▶ [TASK REQUIREMENTS]
Gather each line in the entries that includes the string "Dept".

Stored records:

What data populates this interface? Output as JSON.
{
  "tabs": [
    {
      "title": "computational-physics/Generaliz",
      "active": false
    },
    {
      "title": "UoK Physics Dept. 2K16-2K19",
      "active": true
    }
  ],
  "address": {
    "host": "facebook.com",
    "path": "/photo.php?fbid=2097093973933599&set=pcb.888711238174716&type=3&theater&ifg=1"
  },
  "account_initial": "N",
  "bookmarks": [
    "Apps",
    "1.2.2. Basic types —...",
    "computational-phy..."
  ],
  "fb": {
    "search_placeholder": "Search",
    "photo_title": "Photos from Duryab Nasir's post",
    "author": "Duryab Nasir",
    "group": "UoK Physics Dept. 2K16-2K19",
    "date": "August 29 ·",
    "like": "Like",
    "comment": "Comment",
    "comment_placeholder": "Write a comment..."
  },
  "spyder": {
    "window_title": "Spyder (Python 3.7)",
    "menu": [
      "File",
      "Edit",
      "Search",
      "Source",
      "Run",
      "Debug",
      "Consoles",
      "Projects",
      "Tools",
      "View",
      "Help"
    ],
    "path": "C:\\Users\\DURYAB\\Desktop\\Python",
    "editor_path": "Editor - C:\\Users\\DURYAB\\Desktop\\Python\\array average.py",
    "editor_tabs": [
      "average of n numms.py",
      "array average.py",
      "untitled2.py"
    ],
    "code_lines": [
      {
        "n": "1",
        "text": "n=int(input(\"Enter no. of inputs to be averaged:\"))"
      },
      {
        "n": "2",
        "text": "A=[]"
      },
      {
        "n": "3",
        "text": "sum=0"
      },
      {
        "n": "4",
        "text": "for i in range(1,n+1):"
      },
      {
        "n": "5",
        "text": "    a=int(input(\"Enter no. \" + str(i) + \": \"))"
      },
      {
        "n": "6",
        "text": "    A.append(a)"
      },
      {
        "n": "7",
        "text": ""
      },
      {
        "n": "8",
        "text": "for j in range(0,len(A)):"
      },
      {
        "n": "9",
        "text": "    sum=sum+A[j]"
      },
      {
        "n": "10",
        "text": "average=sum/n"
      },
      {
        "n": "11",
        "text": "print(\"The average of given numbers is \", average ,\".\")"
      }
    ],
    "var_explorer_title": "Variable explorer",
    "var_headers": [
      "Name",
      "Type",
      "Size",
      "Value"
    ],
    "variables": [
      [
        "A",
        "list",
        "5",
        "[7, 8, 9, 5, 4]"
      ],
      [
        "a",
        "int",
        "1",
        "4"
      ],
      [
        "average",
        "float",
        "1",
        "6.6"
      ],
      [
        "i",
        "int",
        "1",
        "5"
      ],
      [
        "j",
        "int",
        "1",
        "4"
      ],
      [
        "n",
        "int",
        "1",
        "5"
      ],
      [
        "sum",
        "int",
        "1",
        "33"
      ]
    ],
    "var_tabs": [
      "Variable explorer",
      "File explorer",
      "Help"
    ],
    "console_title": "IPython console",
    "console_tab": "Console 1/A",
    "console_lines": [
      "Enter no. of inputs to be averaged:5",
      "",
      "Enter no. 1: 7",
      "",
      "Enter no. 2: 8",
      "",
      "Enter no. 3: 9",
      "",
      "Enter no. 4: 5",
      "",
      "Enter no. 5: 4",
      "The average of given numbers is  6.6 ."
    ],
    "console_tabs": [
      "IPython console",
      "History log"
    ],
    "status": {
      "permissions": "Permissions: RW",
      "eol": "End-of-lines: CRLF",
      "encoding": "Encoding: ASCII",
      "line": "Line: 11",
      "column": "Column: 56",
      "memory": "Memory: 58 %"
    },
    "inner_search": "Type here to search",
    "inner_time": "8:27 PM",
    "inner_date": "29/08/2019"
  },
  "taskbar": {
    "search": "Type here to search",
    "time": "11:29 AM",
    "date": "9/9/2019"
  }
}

▶ [RESPONSE BELOW]
      "title": "UoK Physics Dept. 2K16-2K19",
    "group": "UoK Physics Dept. 2K16-2K19",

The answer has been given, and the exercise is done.